## DESCRIPTION OF THE TASK
Pictures in the data below are not part of the copy; transcribe everything else exactly.

## EXTRACTED INFORMATION
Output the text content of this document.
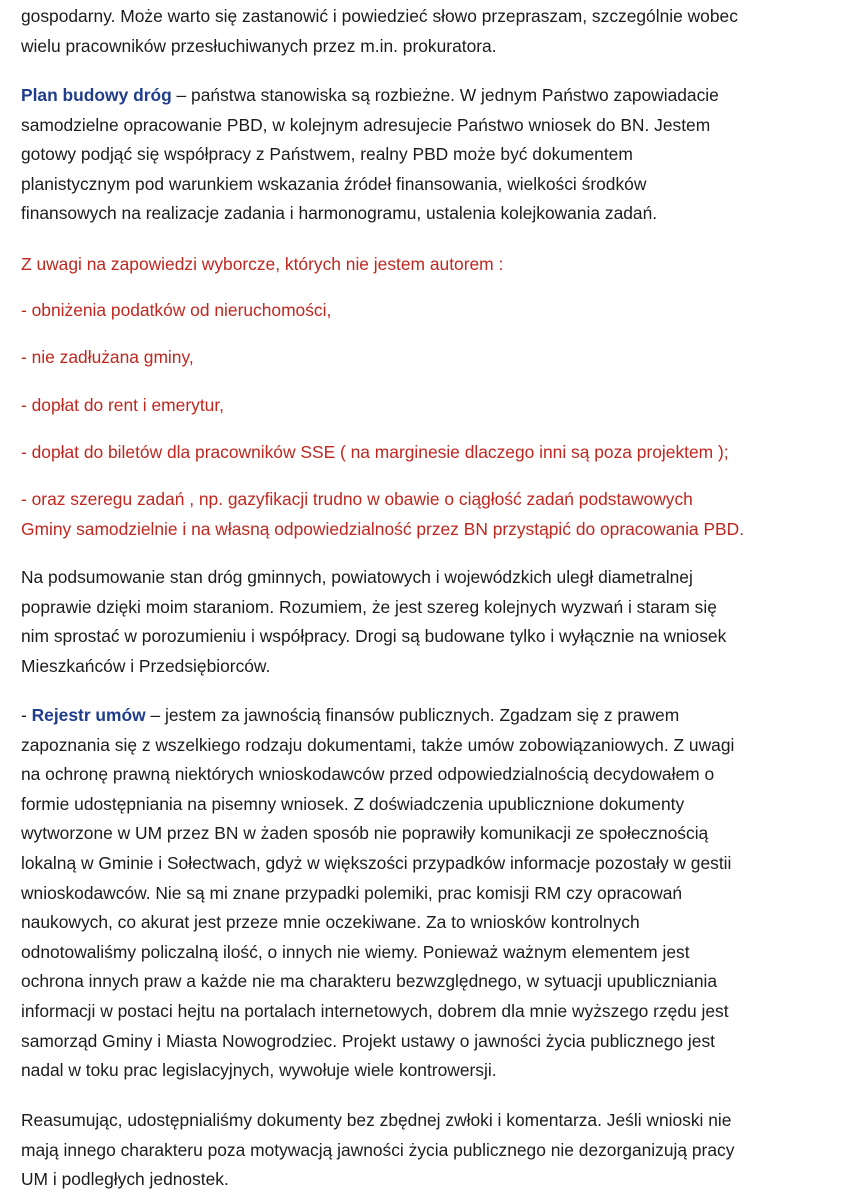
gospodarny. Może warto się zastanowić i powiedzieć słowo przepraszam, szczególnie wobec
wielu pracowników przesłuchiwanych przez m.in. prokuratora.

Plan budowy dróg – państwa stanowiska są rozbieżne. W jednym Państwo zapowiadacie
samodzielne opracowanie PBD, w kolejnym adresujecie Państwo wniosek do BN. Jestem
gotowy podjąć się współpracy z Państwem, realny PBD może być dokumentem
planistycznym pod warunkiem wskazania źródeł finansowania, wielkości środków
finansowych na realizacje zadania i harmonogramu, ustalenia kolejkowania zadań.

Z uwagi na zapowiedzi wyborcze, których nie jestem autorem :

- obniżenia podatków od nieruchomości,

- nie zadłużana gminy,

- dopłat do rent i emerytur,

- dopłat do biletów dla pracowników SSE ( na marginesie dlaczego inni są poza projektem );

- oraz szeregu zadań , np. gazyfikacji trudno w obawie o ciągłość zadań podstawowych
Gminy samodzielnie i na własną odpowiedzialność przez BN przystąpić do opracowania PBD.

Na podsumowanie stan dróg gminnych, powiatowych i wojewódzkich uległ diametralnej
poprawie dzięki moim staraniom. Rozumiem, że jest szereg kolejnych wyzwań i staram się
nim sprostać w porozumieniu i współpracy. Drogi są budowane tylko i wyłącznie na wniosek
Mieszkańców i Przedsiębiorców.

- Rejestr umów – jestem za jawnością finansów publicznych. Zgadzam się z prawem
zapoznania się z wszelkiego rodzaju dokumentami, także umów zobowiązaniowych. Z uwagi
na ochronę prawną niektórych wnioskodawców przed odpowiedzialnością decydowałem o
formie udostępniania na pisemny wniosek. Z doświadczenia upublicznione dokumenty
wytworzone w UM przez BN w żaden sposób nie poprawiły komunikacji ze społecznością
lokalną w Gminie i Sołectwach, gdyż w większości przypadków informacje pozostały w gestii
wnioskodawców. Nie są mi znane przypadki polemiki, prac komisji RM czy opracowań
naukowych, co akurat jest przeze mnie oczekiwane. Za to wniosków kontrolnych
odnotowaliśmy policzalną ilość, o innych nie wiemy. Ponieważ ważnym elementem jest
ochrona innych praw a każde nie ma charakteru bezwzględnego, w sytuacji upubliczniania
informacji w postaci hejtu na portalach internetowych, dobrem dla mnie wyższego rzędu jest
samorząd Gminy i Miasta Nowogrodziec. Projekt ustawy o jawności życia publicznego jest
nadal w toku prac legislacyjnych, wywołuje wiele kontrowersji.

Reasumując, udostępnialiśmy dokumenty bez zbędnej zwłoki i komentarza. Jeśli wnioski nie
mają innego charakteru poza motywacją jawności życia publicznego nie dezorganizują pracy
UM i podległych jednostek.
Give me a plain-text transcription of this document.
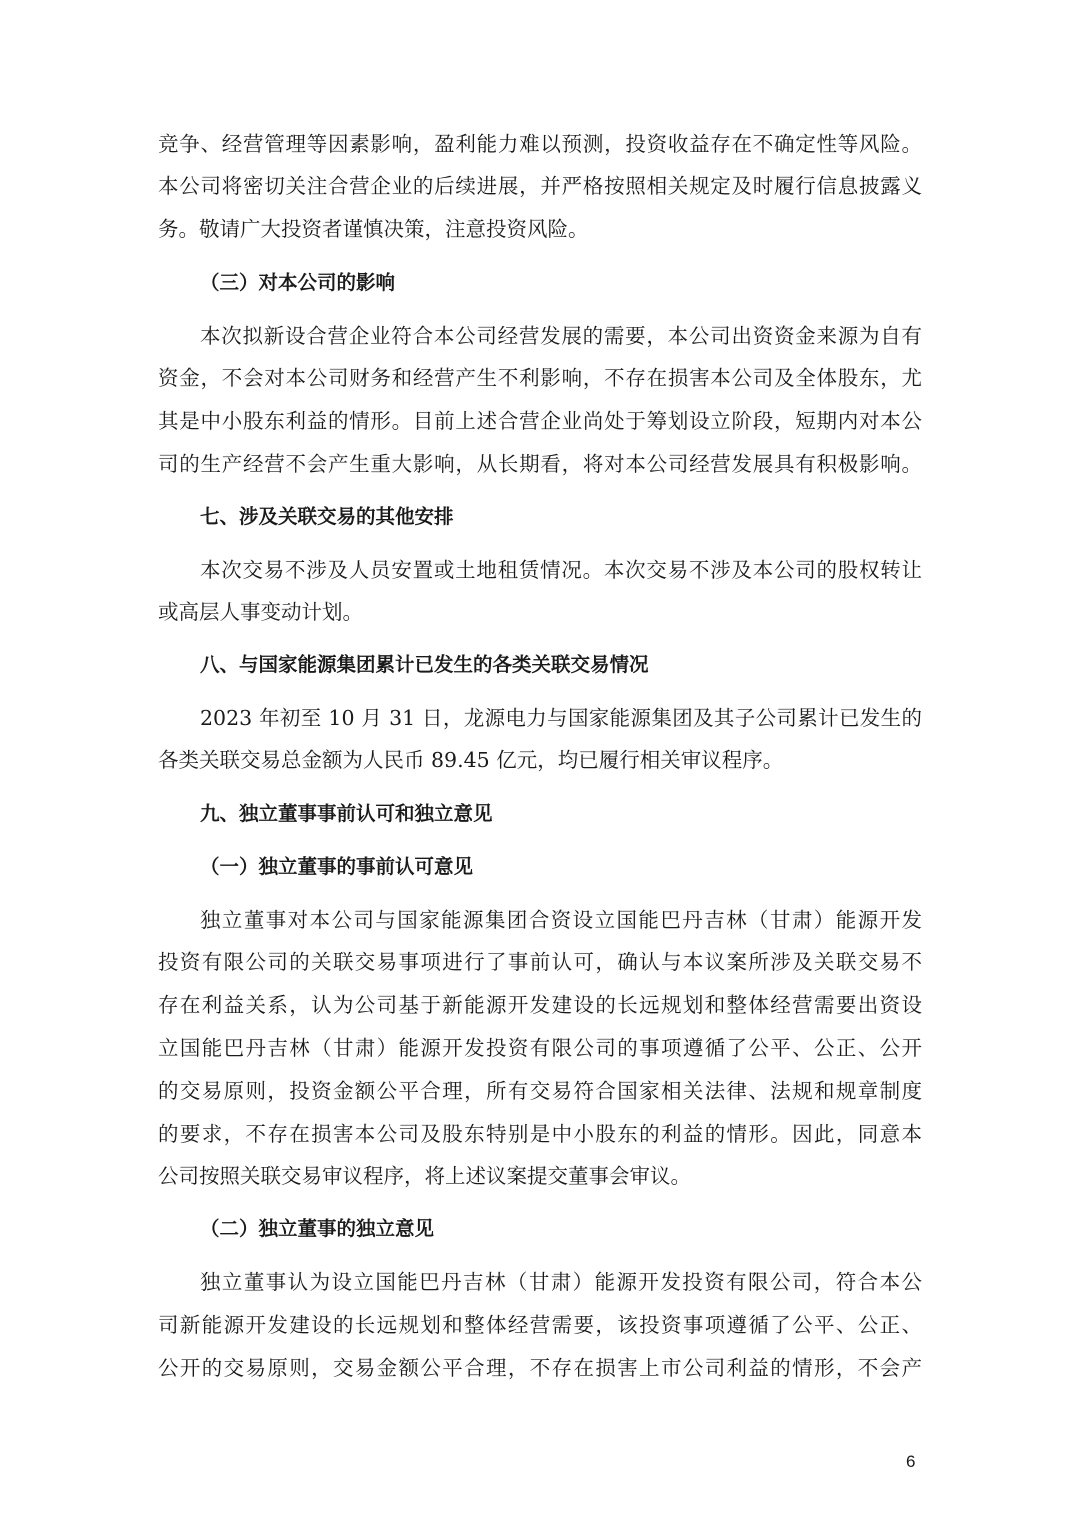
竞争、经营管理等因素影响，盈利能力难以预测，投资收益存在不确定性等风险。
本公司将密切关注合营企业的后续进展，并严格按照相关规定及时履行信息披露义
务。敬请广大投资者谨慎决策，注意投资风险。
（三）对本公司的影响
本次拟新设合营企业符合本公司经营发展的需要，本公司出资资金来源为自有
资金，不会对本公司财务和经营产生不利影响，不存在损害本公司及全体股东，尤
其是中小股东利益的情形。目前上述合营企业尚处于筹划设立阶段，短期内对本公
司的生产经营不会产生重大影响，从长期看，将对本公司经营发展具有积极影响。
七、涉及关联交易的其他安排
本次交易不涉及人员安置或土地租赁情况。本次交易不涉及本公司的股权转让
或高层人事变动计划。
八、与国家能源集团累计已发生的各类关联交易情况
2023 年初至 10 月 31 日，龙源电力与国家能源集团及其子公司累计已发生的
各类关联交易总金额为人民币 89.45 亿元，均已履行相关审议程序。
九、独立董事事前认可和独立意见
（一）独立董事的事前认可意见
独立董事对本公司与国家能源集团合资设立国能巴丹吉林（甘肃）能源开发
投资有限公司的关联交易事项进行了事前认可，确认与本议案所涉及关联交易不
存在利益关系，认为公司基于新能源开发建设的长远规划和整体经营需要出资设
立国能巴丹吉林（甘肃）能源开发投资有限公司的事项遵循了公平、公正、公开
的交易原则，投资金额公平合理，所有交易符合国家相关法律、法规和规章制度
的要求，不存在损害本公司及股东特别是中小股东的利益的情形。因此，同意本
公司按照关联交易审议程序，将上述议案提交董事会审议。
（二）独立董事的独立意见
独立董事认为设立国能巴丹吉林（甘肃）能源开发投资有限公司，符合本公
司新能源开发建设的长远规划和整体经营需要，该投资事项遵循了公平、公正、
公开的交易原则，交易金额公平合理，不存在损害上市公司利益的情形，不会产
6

## OUTPUT FOR THIS EXERCISE
Output the text content of this document.
gospodarny. Może warto się zastanowić i powiedzieć słowo przepraszam, szczególnie wobec
wielu pracowników przesłuchiwanych przez m.in. prokuratora.

Plan budowy dróg – państwa stanowiska są rozbieżne. W jednym Państwo zapowiadacie
samodzielne opracowanie PBD, w kolejnym adresujecie Państwo wniosek do BN. Jestem
gotowy podjąć się współpracy z Państwem, realny PBD może być dokumentem
planistycznym pod warunkiem wskazania źródeł finansowania, wielkości środków
finansowych na realizacje zadania i harmonogramu, ustalenia kolejkowania zadań.

Z uwagi na zapowiedzi wyborcze, których nie jestem autorem :

- obniżenia podatków od nieruchomości,

- nie zadłużana gminy,

- dopłat do rent i emerytur,

- dopłat do biletów dla pracowników SSE ( na marginesie dlaczego inni są poza projektem );

- oraz szeregu zadań , np. gazyfikacji trudno w obawie o ciągłość zadań podstawowych
Gminy samodzielnie i na własną odpowiedzialność przez BN przystąpić do opracowania PBD.

Na podsumowanie stan dróg gminnych, powiatowych i wojewódzkich uległ diametralnej
poprawie dzięki moim staraniom. Rozumiem, że jest szereg kolejnych wyzwań i staram się
nim sprostać w porozumieniu i współpracy. Drogi są budowane tylko i wyłącznie na wniosek
Mieszkańców i Przedsiębiorców.

- Rejestr umów – jestem za jawnością finansów publicznych. Zgadzam się z prawem
zapoznania się z wszelkiego rodzaju dokumentami, także umów zobowiązaniowych. Z uwagi
na ochronę prawną niektórych wnioskodawców przed odpowiedzialnością decydowałem o
formie udostępniania na pisemny wniosek. Z doświadczenia upublicznione dokumenty
wytworzone w UM przez BN w żaden sposób nie poprawiły komunikacji ze społecznością
lokalną w Gminie i Sołectwach, gdyż w większości przypadków informacje pozostały w gestii
wnioskodawców. Nie są mi znane przypadki polemiki, prac komisji RM czy opracowań
naukowych, co akurat jest przeze mnie oczekiwane. Za to wniosków kontrolnych
odnotowaliśmy policzalną ilość, o innych nie wiemy. Ponieważ ważnym elementem jest
ochrona innych praw a każde nie ma charakteru bezwzględnego, w sytuacji upubliczniania
informacji w postaci hejtu na portalach internetowych, dobrem dla mnie wyższego rzędu jest
samorząd Gminy i Miasta Nowogrodziec. Projekt ustawy o jawności życia publicznego jest
nadal w toku prac legislacyjnych, wywołuje wiele kontrowersji.

Reasumując, udostępnialiśmy dokumenty bez zbędnej zwłoki i komentarza. Jeśli wnioski nie
mają innego charakteru poza motywacją jawności życia publicznego nie dezorganizują pracy
UM i podległych jednostek.
Give me a plain-text transcription of this document.
竞争、经营管理等因素影响，盈利能力难以预测，投资收益存在不确定性等风险。
本公司将密切关注合营企业的后续进展，并严格按照相关规定及时履行信息披露义
务。敬请广大投资者谨慎决策，注意投资风险。
（三）对本公司的影响
本次拟新设合营企业符合本公司经营发展的需要，本公司出资资金来源为自有
资金，不会对本公司财务和经营产生不利影响，不存在损害本公司及全体股东，尤
其是中小股东利益的情形。目前上述合营企业尚处于筹划设立阶段，短期内对本公
司的生产经营不会产生重大影响，从长期看，将对本公司经营发展具有积极影响。
七、涉及关联交易的其他安排
本次交易不涉及人员安置或土地租赁情况。本次交易不涉及本公司的股权转让
或高层人事变动计划。
八、与国家能源集团累计已发生的各类关联交易情况
2023 年初至 10 月 31 日，龙源电力与国家能源集团及其子公司累计已发生的
各类关联交易总金额为人民币 89.45 亿元，均已履行相关审议程序。
九、独立董事事前认可和独立意见
（一）独立董事的事前认可意见
独立董事对本公司与国家能源集团合资设立国能巴丹吉林（甘肃）能源开发
投资有限公司的关联交易事项进行了事前认可，确认与本议案所涉及关联交易不
存在利益关系，认为公司基于新能源开发建设的长远规划和整体经营需要出资设
立国能巴丹吉林（甘肃）能源开发投资有限公司的事项遵循了公平、公正、公开
的交易原则，投资金额公平合理，所有交易符合国家相关法律、法规和规章制度
的要求，不存在损害本公司及股东特别是中小股东的利益的情形。因此，同意本
公司按照关联交易审议程序，将上述议案提交董事会审议。
（二）独立董事的独立意见
独立董事认为设立国能巴丹吉林（甘肃）能源开发投资有限公司，符合本公
司新能源开发建设的长远规划和整体经营需要，该投资事项遵循了公平、公正、
公开的交易原则，交易金额公平合理，不存在损害上市公司利益的情形，不会产
6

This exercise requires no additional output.